Document section:
— BEGIN —

Breakout 2 Solutions

Note, you can find this notebook on Github here:

http://bit.ly/advanced_data_structures_2016

Sorting airline data

First, copy over the airport and flight information

You can find the data in airline.py

In [1]:
# Note that we could do this with the following command too:
# %load https://raw.githubusercontent.com/profjsb/python-bootcamp/master/DataFiles_and_Notebooks/02_AdvancedDataStructures/airline.py
In [2]:
airports = {"DCA": "Washington, D.C.", "IAD": "Dulles", "LHR": "London-Heathrow", \
            "SVO": "Moscow", "CDA": "Chicago-Midway", "SBA": "Santa Barbara", "LAX": "Los Angeles",\
            "JFK": "New York City", "MIA": "Miami", "AUM": "Austin, Minnesota"}

# airline, number, heading to, gate, time (decimal hours)

— END —

Please transcribe the airline data notebook excerpt above in full, unchanged from its first line to its last. The listing that comes next is separate material.

Data block:
— BEGIN —

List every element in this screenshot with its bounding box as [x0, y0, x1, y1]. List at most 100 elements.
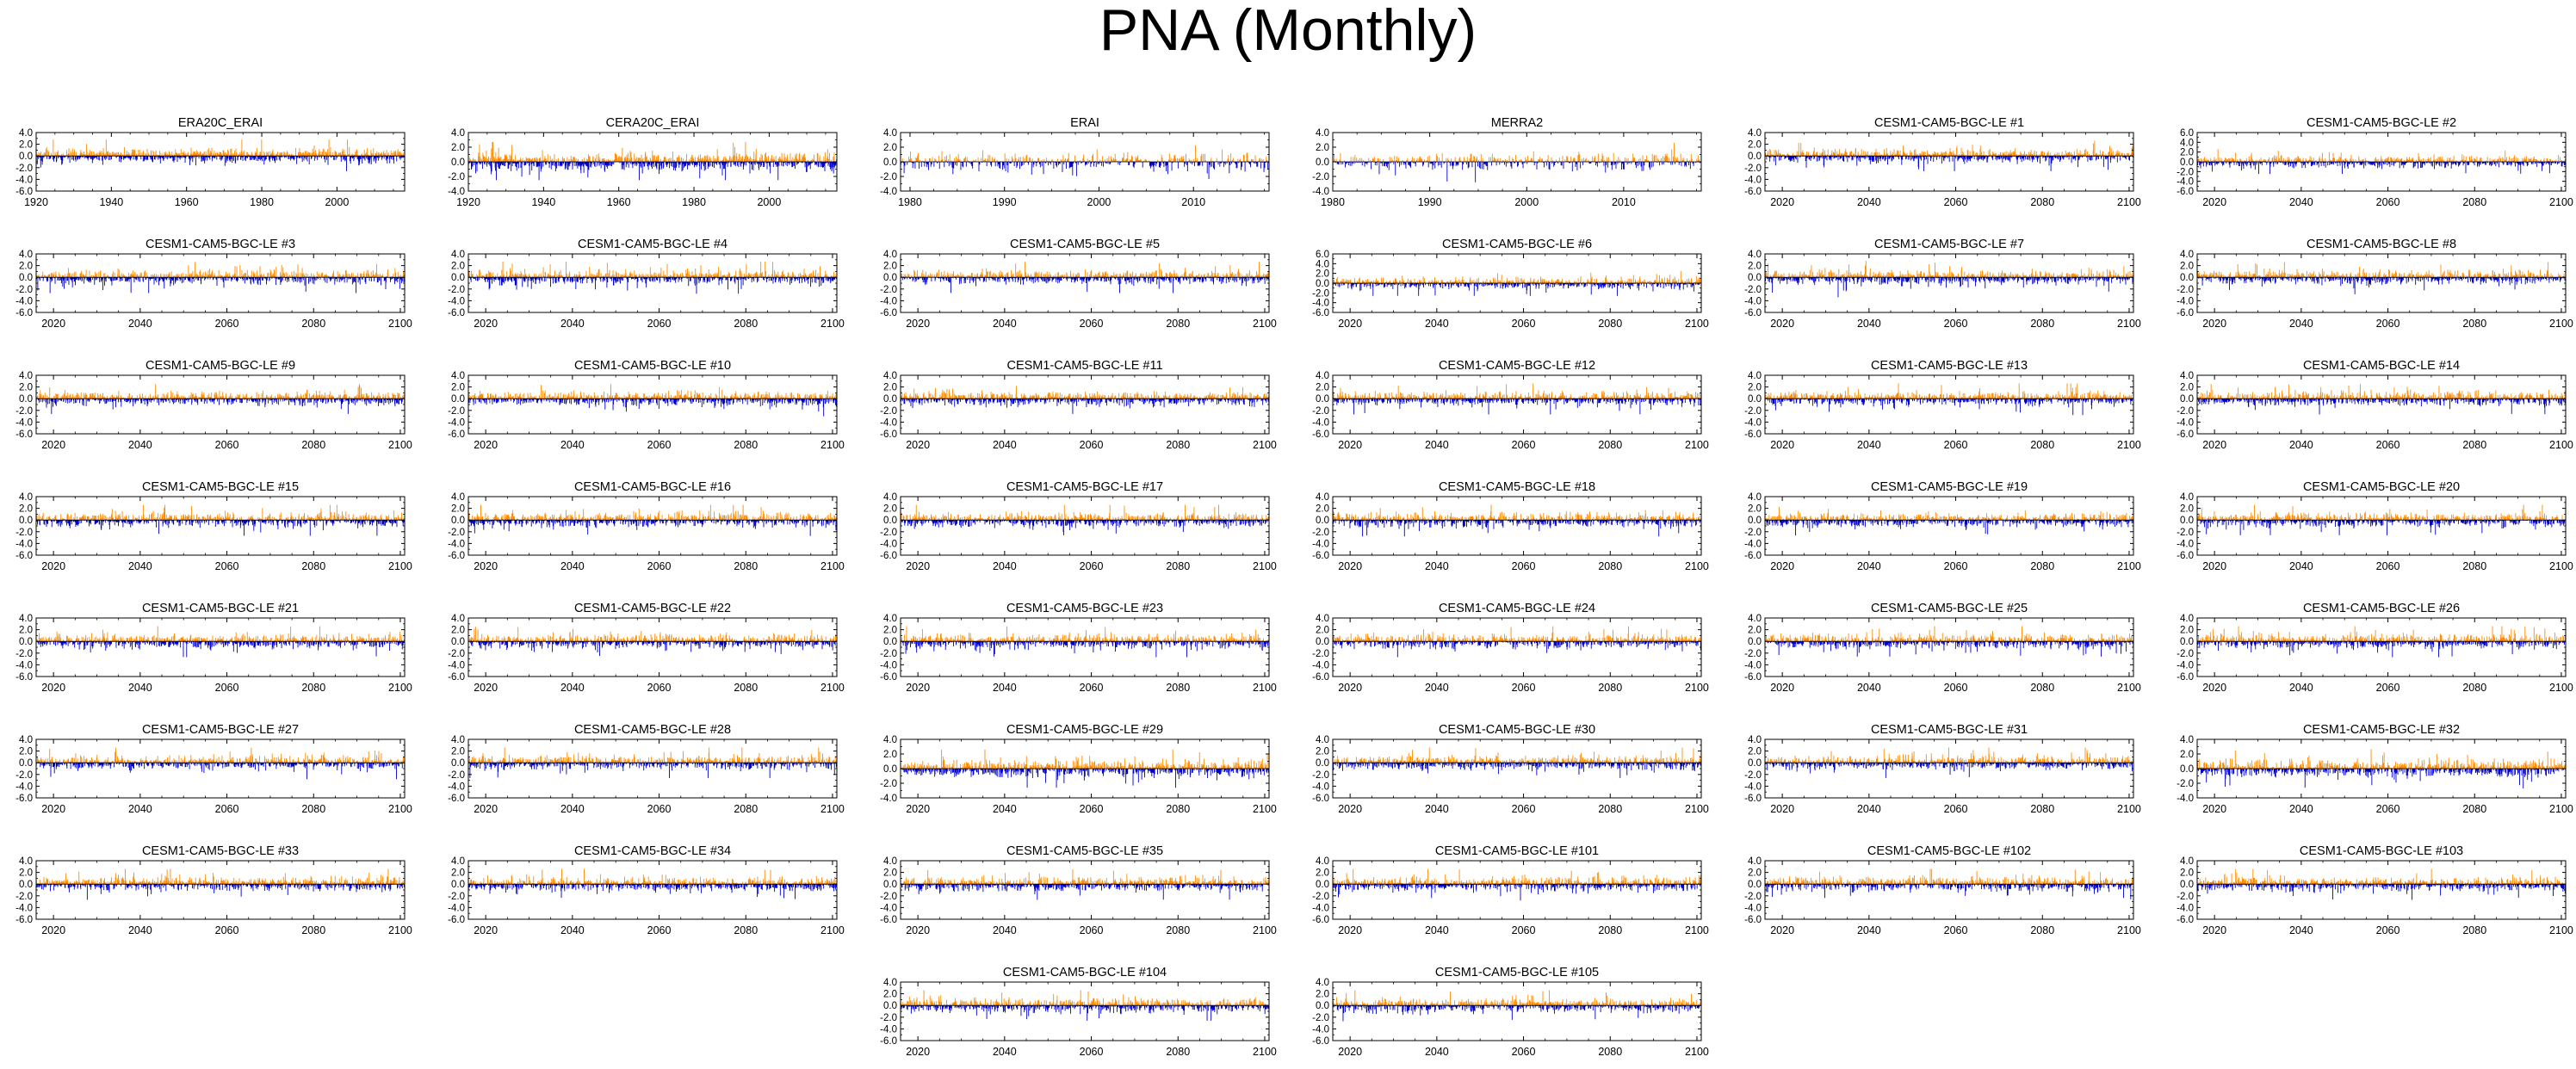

— END —

Problem solution:
Breakout 2 Solutions

Note, you can find this notebook on Github here:

http://bit.ly/advanced_data_structures_2016

Sorting airline data

First, copy over the airport and flight information

You can find the data in airline.py

In [1]:
# Note that we could do this with the following command too:
# %load https://raw.githubusercontent.com/profjsb/python-bootcamp/master/DataFiles_and_Notebooks/02_AdvancedDataStructures/airline.py
In [2]:
airports = {"DCA": "Washington, D.C.", "IAD": "Dulles", "LHR": "London-Heathrow", \
            "SVO": "Moscow", "CDA": "Chicago-Midway", "SBA": "Santa Barbara", "LAX": "Los Angeles",\
            "JFK": "New York City", "MIA": "Miami", "AUM": "Austin, Minnesota"}

# airline, number, heading to, gate, time (decimal hours)